* [Aim]
Please list all lines of the material below in which the string "JSON" occurs.

* [Dataset content]
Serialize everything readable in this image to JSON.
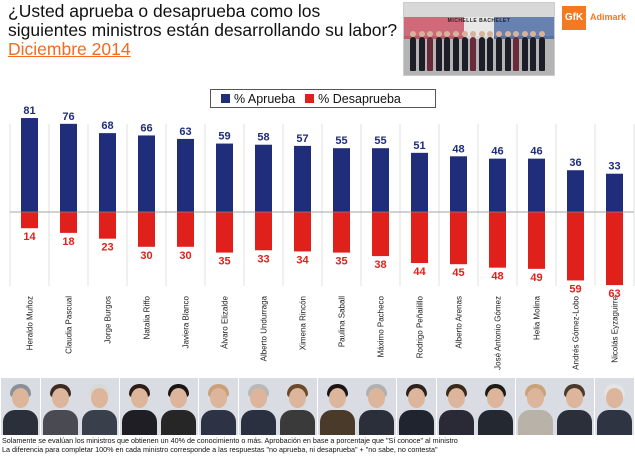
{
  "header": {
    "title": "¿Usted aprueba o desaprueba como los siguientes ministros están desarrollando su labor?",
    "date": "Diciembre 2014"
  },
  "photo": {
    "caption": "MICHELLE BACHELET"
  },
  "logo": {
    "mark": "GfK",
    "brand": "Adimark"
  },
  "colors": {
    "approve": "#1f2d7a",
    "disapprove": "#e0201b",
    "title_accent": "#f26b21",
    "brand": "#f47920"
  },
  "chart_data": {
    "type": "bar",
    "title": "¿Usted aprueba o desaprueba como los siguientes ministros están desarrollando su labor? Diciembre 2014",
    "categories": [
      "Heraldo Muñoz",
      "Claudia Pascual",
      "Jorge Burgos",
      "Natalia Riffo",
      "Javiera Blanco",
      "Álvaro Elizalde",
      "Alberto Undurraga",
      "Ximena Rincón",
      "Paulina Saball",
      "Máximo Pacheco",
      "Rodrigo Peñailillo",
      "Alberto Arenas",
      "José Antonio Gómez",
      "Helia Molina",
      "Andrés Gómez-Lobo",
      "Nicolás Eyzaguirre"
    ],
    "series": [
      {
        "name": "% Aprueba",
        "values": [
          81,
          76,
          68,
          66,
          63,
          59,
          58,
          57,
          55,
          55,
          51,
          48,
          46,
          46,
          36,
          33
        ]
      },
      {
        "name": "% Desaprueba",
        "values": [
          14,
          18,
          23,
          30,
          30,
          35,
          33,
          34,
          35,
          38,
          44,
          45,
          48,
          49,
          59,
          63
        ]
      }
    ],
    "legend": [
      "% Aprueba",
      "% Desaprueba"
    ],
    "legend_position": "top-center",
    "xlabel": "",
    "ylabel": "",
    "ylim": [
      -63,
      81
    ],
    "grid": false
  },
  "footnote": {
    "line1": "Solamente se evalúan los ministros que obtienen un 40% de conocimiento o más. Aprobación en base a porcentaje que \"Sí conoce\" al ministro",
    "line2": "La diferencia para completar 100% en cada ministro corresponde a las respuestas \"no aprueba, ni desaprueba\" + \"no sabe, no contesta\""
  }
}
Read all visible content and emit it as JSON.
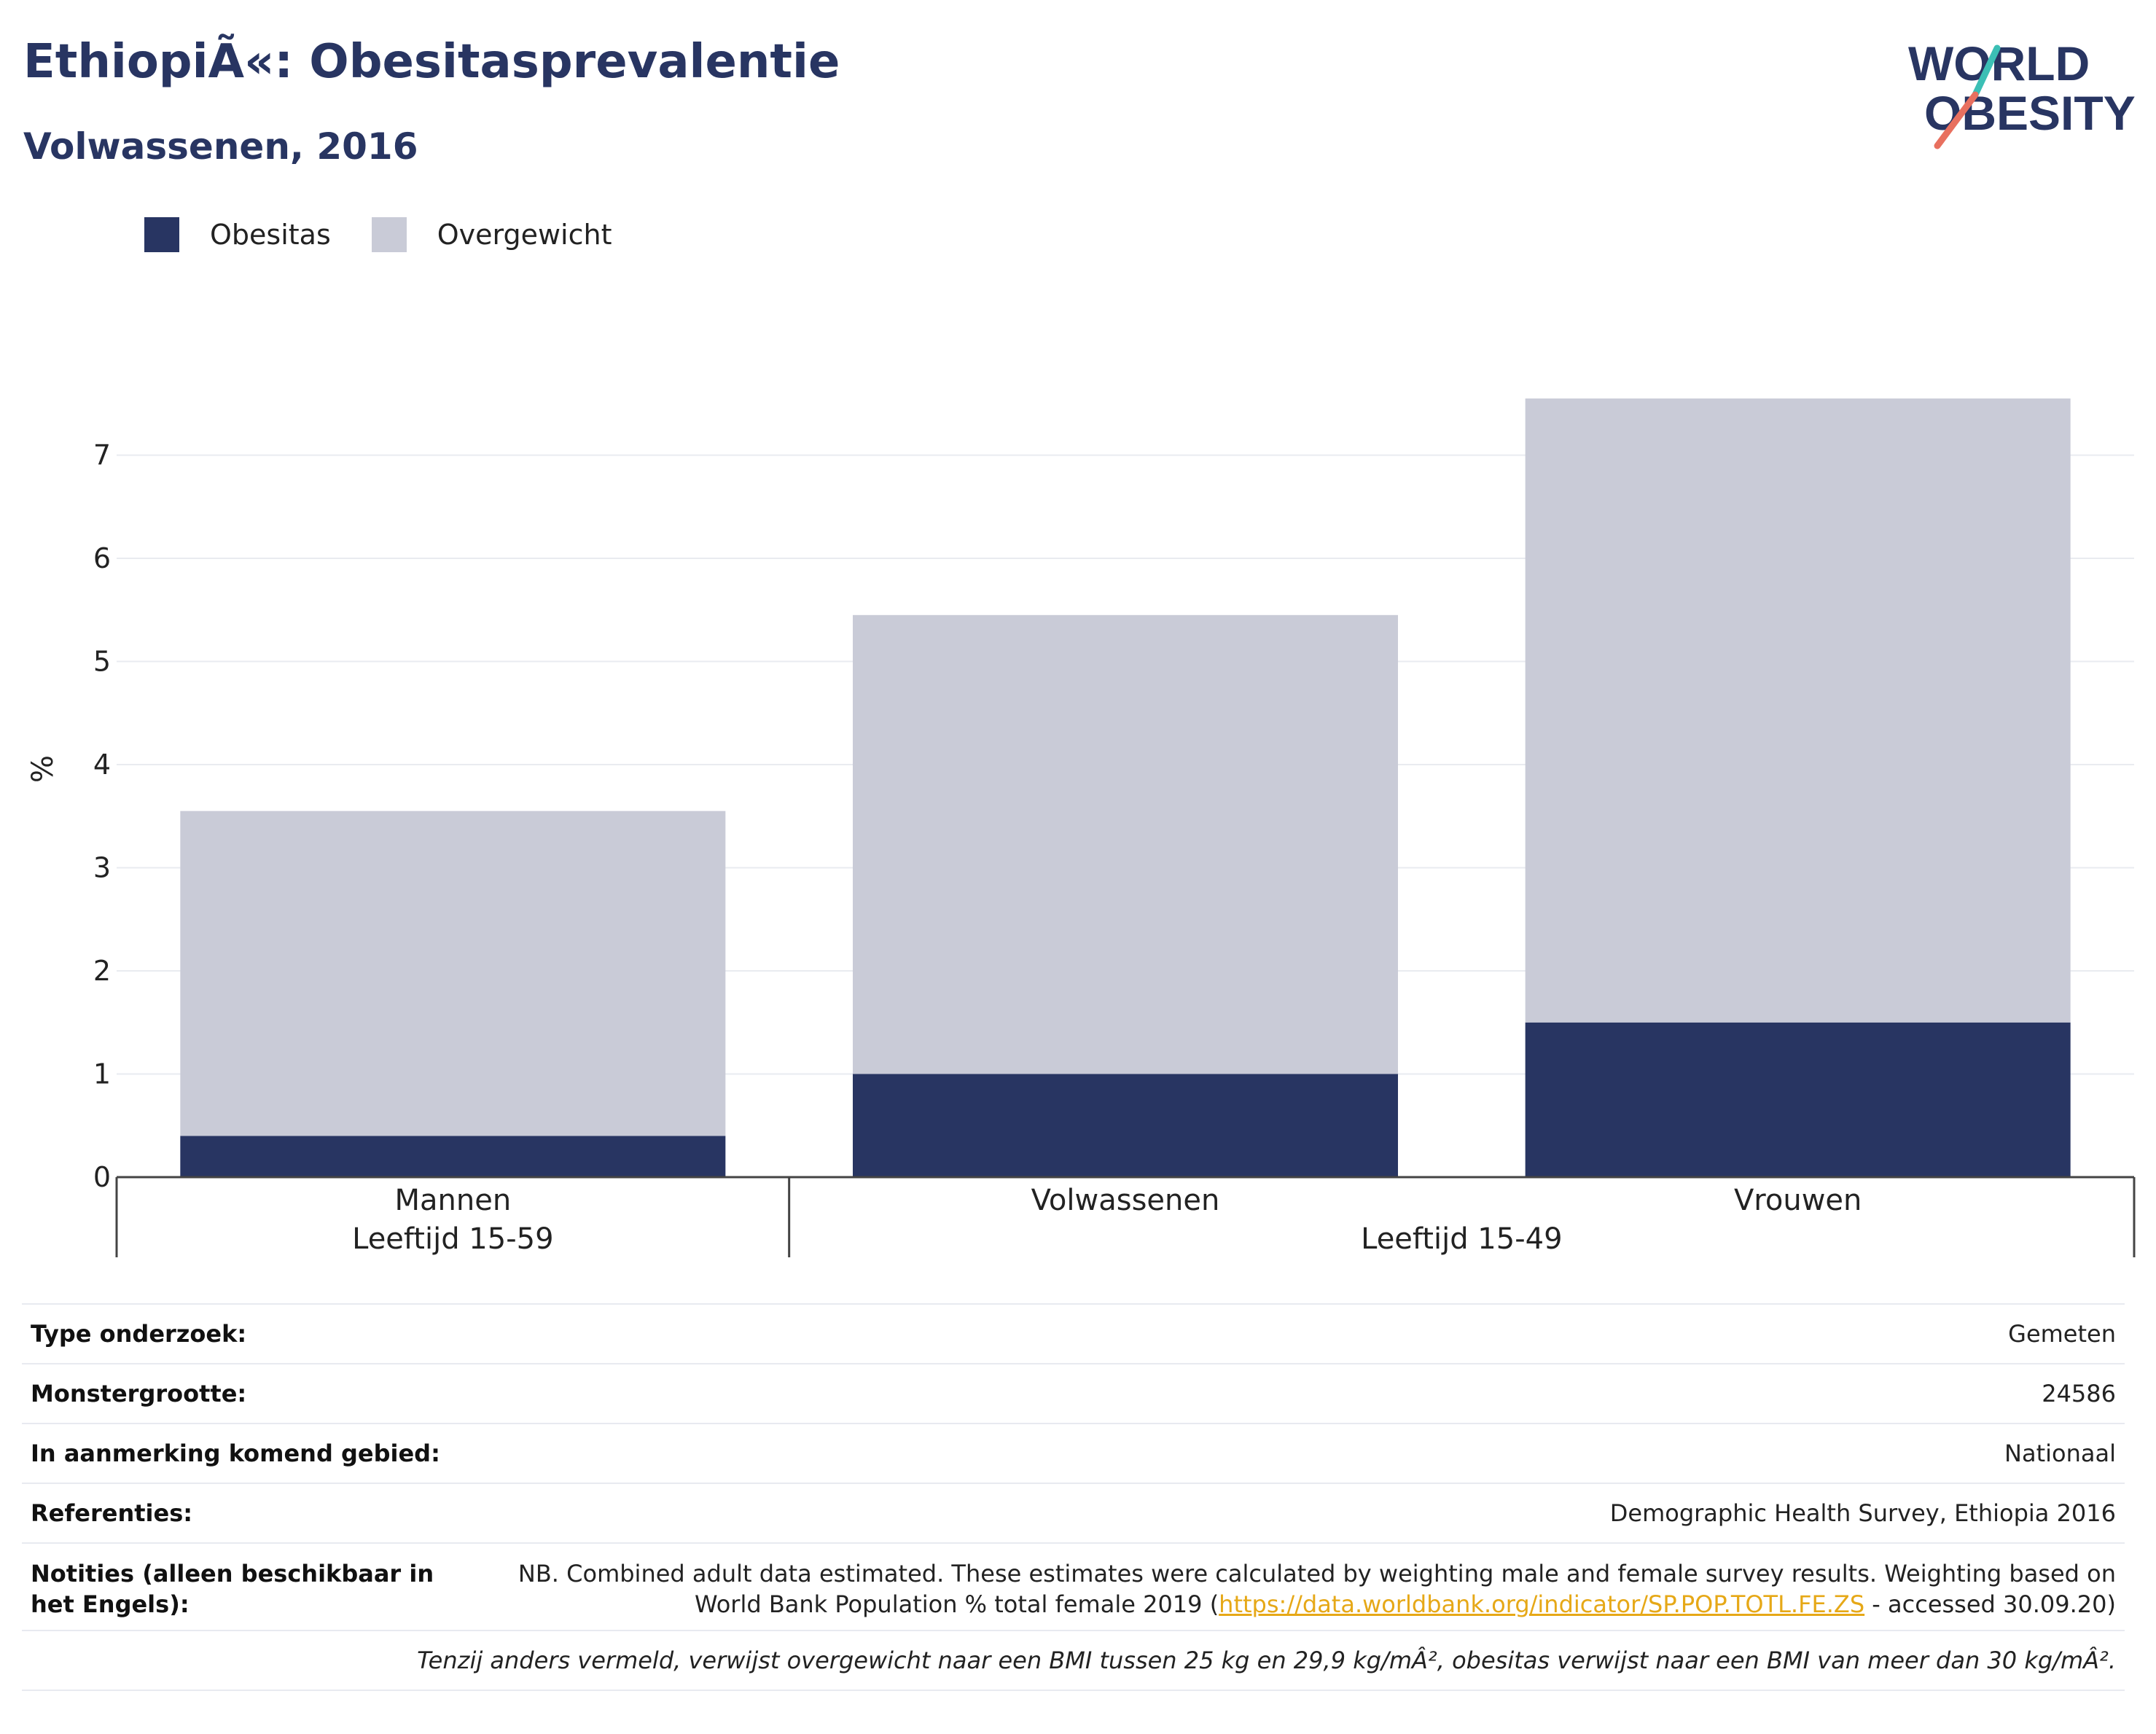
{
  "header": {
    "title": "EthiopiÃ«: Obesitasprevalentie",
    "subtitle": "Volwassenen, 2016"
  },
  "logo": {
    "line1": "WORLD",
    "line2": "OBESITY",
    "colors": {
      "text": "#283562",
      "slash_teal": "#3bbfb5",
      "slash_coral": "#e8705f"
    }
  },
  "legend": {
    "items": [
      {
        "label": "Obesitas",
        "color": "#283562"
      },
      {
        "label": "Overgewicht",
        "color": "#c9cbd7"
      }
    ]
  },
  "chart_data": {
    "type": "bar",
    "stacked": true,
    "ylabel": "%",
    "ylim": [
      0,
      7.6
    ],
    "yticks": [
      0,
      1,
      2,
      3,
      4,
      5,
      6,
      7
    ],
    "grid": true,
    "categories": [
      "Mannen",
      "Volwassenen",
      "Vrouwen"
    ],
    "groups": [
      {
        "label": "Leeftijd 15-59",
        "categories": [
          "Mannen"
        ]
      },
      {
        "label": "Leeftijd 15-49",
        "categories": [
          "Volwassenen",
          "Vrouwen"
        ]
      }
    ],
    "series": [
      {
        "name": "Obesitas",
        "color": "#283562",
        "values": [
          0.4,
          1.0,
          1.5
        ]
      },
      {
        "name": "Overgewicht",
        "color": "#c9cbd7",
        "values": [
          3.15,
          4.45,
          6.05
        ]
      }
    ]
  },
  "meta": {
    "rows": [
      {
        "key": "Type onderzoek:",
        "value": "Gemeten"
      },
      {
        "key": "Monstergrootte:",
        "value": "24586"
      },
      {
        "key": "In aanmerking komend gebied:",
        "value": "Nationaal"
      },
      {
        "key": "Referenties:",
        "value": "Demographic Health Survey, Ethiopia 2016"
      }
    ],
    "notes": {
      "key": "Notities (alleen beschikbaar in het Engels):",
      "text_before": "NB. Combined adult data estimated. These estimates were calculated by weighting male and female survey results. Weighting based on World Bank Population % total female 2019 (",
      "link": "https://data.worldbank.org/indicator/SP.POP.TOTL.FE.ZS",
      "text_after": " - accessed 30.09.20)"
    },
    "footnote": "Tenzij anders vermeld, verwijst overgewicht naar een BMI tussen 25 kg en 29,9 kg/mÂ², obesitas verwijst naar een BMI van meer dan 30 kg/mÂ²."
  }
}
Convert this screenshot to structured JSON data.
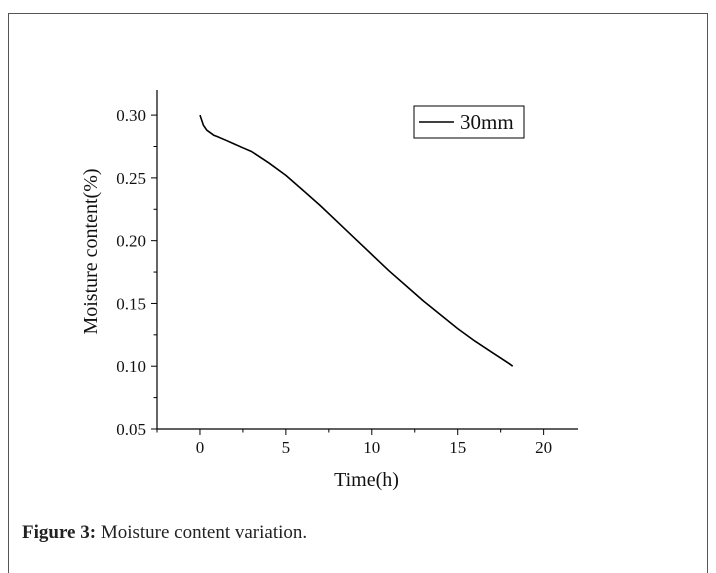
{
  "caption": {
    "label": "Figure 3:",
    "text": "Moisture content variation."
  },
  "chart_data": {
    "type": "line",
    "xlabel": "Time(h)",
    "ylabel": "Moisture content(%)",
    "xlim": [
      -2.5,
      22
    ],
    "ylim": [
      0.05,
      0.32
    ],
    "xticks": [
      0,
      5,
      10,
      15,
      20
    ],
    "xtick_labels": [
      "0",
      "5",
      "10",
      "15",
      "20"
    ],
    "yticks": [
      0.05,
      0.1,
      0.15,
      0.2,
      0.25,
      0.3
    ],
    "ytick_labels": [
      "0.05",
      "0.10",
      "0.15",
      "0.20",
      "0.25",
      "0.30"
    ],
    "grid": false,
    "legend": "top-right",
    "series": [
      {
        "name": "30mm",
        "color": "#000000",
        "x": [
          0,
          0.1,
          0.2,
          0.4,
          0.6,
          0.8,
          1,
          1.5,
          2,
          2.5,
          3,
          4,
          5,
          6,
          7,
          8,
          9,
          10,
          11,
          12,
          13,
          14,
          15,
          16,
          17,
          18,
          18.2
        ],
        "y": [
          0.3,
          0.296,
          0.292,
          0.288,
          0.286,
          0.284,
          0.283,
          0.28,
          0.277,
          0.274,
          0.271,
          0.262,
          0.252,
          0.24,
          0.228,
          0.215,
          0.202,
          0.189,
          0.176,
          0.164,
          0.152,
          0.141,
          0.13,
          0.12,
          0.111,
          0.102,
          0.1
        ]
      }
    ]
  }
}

* [Final result]
Serialize everything readable in this image to JSON.
Read all visible content and emit it as JSON.
Convert this screenshot to structured JSON data.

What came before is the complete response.